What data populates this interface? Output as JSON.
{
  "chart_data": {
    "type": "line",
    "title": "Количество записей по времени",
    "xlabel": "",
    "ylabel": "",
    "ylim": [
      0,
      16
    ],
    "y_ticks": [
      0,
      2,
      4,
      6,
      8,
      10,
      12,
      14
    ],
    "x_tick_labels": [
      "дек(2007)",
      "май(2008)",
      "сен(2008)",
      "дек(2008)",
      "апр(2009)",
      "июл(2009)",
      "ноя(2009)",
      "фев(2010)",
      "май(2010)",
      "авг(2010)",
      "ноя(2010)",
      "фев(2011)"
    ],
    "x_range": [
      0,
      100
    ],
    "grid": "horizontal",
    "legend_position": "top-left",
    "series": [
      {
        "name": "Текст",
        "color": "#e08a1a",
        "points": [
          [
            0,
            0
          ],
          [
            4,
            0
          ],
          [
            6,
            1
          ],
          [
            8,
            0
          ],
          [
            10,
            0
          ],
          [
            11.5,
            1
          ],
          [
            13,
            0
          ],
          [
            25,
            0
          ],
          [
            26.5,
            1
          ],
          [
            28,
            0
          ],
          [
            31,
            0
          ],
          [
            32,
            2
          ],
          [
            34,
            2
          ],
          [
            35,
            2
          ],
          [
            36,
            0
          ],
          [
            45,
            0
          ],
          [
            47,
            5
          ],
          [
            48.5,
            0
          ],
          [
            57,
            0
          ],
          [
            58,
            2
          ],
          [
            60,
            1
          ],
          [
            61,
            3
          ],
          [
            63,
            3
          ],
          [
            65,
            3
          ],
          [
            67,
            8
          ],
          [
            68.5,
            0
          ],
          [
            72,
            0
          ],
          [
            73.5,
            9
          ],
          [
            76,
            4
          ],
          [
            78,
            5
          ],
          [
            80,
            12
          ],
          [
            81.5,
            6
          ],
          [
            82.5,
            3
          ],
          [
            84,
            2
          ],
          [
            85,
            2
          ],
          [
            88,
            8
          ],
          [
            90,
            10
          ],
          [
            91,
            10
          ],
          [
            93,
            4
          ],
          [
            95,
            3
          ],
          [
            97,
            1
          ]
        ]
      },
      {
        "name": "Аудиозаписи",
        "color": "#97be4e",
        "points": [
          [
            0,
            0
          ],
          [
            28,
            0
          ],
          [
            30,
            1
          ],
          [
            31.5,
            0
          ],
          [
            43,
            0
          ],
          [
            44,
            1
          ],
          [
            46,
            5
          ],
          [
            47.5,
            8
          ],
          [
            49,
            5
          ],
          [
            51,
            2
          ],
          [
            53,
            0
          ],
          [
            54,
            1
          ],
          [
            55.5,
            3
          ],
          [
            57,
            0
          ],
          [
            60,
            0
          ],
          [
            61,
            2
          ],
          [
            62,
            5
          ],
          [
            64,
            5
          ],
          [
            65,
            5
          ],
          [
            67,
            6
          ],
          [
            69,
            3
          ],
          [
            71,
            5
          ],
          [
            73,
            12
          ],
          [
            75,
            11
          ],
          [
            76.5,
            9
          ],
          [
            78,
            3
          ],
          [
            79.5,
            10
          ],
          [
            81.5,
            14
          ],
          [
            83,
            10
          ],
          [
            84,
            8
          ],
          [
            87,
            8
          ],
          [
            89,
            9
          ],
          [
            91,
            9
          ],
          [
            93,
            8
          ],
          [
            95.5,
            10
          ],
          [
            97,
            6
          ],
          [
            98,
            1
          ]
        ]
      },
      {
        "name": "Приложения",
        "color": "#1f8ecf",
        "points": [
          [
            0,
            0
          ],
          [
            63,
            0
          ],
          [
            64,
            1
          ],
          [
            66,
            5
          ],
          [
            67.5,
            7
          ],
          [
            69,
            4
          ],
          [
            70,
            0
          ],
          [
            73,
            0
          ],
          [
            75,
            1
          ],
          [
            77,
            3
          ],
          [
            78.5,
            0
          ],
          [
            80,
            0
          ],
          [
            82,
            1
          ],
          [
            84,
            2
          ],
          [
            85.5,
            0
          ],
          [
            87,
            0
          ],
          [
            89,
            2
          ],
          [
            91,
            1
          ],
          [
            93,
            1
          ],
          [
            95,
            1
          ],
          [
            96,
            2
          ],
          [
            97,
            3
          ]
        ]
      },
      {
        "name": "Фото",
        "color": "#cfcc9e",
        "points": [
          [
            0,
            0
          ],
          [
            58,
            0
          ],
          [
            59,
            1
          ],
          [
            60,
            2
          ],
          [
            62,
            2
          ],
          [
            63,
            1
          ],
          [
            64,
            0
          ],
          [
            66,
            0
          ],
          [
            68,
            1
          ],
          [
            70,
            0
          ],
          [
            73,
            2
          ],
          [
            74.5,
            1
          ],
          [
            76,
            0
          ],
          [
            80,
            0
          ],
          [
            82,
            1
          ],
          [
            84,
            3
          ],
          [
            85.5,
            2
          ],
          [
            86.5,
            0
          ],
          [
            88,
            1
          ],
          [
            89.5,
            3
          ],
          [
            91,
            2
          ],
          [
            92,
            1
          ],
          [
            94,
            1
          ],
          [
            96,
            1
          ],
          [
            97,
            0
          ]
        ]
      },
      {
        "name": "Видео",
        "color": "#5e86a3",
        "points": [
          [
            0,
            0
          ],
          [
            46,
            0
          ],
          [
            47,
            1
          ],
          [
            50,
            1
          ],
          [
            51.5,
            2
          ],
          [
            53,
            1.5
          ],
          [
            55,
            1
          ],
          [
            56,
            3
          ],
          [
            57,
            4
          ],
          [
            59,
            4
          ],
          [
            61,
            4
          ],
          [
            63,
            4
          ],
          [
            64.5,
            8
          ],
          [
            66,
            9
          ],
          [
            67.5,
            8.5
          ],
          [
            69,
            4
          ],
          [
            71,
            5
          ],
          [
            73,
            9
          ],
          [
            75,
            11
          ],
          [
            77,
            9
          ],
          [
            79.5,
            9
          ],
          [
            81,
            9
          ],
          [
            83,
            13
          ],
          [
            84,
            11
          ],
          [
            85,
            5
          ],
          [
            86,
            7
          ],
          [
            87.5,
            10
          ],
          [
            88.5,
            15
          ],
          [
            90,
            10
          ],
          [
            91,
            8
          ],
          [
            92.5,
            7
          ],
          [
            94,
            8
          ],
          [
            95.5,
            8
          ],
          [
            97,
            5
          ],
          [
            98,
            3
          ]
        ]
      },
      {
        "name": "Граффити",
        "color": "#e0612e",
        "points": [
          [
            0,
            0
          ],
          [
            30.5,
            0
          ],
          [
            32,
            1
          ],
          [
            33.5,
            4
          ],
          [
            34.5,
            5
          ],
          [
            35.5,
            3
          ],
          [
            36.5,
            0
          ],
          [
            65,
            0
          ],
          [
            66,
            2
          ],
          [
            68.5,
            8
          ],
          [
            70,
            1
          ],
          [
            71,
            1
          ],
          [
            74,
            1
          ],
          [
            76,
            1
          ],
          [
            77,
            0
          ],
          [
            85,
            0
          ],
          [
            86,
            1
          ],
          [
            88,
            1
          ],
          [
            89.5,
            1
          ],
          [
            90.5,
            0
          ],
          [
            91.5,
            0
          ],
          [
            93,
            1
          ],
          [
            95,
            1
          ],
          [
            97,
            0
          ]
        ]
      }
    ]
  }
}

§ §

* TASK TO CARRY OUT *
Figure out how many lines above include the string "name", then report that number and nothing else.

* COMPLETE ANSWER *
6